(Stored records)

★ ★ ★ ★

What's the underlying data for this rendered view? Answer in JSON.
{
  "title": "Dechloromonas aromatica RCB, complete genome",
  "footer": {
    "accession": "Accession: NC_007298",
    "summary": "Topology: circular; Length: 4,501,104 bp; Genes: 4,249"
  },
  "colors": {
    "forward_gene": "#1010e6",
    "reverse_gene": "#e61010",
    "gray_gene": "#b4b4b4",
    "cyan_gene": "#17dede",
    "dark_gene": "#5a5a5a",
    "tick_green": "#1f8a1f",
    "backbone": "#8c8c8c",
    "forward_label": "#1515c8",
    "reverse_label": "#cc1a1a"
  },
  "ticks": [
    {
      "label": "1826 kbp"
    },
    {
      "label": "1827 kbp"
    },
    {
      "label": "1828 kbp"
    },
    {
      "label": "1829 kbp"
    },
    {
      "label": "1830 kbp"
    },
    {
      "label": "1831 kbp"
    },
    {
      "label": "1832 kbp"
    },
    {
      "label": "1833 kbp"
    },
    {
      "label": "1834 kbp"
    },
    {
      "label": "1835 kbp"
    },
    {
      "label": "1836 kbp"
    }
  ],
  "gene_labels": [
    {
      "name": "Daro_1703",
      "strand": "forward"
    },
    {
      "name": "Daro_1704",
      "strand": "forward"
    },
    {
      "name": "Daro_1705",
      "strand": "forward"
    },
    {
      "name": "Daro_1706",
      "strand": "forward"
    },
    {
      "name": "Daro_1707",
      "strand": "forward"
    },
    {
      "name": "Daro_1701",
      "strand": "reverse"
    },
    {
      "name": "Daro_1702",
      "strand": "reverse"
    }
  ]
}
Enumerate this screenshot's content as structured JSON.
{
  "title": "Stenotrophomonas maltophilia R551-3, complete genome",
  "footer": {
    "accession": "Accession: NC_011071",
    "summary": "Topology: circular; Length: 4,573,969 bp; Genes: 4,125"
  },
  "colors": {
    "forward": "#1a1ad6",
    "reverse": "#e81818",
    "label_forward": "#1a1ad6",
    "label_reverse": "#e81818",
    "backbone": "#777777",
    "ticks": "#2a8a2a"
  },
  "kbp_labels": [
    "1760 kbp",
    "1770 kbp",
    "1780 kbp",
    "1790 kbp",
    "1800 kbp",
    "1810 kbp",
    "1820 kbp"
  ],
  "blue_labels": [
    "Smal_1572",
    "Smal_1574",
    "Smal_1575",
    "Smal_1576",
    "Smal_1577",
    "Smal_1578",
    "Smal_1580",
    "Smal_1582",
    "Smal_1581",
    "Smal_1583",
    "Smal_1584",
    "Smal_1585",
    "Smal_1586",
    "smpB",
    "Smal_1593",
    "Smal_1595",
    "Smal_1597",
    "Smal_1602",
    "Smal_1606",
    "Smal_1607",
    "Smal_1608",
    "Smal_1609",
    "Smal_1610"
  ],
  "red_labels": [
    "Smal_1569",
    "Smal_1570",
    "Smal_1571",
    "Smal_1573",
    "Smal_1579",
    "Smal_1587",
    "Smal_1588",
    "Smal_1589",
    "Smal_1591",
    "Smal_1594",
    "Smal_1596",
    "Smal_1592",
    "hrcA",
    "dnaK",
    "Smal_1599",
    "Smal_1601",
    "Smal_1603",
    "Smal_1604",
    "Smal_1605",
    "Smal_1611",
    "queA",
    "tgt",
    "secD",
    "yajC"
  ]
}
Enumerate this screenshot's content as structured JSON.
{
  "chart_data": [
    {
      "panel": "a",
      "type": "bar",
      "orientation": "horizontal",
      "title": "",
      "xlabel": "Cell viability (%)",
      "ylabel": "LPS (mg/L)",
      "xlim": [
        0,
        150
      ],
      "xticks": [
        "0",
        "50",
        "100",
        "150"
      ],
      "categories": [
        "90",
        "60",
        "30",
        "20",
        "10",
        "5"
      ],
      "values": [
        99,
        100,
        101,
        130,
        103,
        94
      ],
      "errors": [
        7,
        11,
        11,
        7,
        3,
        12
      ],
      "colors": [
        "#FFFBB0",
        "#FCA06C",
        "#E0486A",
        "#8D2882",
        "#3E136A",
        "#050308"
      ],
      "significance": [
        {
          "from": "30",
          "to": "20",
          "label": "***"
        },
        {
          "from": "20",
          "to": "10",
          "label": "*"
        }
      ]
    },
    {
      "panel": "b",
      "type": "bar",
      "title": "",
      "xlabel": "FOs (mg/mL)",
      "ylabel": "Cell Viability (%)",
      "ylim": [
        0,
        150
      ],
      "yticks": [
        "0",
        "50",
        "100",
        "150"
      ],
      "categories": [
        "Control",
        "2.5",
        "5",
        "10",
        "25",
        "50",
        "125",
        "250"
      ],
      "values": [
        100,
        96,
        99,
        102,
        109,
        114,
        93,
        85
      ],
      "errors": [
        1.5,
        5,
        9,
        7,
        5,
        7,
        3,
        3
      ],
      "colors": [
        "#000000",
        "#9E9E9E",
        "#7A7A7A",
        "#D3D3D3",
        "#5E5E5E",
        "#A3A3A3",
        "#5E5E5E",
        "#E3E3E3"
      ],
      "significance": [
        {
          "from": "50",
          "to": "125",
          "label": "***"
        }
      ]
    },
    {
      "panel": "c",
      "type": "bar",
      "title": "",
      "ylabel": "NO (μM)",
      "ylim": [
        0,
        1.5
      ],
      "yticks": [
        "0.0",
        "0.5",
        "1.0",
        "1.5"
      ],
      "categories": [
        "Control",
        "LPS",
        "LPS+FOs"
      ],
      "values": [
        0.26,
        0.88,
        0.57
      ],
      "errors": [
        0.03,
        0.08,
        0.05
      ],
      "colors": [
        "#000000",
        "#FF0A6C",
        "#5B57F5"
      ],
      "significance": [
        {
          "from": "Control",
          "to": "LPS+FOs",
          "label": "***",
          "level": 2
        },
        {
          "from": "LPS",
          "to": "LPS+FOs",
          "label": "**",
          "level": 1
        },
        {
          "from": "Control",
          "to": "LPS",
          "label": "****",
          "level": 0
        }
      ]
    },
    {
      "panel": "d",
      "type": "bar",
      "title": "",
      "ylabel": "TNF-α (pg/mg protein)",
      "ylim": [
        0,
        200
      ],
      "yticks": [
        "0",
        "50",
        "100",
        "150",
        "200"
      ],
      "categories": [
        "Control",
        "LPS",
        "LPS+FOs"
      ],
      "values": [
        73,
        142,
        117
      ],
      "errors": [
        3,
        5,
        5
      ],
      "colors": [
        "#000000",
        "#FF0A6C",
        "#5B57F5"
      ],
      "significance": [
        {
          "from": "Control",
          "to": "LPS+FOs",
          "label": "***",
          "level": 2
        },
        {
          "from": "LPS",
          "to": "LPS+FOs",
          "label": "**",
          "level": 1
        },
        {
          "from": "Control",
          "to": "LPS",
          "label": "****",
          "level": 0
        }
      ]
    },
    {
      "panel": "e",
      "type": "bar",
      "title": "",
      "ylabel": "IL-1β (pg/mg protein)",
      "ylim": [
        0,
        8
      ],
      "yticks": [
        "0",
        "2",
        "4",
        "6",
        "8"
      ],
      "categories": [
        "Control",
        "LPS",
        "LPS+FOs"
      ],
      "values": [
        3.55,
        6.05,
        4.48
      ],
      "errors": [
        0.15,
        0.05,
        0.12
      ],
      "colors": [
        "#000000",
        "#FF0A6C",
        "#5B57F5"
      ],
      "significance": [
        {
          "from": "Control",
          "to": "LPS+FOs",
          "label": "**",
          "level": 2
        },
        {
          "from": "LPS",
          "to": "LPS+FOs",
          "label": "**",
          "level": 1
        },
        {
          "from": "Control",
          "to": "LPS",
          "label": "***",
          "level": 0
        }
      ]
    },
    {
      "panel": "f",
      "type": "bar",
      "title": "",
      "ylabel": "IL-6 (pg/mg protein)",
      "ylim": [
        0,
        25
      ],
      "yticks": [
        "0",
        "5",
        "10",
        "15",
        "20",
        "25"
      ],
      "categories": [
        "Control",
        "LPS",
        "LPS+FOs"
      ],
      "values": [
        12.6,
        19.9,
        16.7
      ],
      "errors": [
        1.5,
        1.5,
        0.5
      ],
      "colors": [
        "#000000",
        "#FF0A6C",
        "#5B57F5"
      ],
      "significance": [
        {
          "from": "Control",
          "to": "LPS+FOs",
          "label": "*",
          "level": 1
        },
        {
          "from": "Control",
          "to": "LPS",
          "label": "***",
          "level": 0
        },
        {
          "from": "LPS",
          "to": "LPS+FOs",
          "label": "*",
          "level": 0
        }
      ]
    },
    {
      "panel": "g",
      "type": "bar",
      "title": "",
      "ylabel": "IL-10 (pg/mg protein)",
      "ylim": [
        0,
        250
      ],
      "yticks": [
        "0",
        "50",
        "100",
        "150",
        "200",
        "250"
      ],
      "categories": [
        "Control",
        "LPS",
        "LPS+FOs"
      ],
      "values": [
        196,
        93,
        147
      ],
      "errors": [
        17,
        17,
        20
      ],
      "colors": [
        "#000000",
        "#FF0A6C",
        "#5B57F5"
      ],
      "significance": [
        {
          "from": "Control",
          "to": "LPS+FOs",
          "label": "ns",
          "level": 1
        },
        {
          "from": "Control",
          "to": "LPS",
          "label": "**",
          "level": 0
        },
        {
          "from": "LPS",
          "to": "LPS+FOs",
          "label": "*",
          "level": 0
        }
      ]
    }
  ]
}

★ ★ ★ ★

- _What is expected_: With "name" as the word to match, copy each line of the records that has it.

- _Response to the exercise_:
      "name": "Daro_1703",
      "name": "Daro_1704",
      "name": "Daro_1705",
      "name": "Daro_1706",
      "name": "Daro_1707",
      "name": "Daro_1701",
      "name": "Daro_1702",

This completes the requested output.